== Source material ==

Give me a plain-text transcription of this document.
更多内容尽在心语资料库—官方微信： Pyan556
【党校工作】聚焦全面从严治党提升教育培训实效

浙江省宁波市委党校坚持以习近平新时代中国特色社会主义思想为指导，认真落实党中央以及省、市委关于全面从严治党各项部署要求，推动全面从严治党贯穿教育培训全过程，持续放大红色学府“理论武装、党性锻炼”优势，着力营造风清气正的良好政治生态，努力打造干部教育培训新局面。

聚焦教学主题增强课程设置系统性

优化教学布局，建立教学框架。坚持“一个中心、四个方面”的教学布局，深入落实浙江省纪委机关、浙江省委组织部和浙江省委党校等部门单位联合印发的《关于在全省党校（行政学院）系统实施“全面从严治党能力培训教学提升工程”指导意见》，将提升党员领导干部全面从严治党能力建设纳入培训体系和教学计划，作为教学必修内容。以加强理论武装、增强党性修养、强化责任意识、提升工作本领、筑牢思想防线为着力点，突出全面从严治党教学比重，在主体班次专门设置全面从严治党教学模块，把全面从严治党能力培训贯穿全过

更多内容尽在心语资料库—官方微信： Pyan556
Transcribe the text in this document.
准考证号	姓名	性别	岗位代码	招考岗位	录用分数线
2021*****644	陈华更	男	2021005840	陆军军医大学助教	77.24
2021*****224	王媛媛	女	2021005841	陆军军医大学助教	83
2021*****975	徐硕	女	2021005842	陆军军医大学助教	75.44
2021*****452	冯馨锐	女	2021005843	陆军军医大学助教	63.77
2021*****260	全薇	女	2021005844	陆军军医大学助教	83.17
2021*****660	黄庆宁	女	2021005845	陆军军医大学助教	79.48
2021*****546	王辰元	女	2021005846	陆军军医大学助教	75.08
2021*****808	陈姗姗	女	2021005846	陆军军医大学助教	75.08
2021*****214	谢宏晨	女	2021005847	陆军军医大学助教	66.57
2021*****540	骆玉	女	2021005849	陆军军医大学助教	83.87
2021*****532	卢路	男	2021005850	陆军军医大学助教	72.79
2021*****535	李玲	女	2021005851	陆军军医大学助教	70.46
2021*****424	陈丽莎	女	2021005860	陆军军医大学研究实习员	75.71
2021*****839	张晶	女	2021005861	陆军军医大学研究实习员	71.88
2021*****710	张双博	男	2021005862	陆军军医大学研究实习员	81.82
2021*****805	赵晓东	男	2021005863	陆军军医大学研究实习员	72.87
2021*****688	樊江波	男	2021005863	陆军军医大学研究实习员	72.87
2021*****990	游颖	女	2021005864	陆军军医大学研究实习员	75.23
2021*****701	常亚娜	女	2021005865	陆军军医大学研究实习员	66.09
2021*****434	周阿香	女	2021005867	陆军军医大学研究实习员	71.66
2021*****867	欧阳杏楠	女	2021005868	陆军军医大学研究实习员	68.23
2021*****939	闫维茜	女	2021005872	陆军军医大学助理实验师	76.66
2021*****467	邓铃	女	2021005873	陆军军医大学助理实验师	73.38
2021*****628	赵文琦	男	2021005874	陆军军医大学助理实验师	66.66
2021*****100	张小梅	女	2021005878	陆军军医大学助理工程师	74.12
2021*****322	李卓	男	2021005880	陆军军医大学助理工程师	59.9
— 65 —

===

__Required task__: All lines above with "text" in them should be returned.

__Result for this task__:
Give me a plain-text transcription of this document.
Transcribe the text in this document.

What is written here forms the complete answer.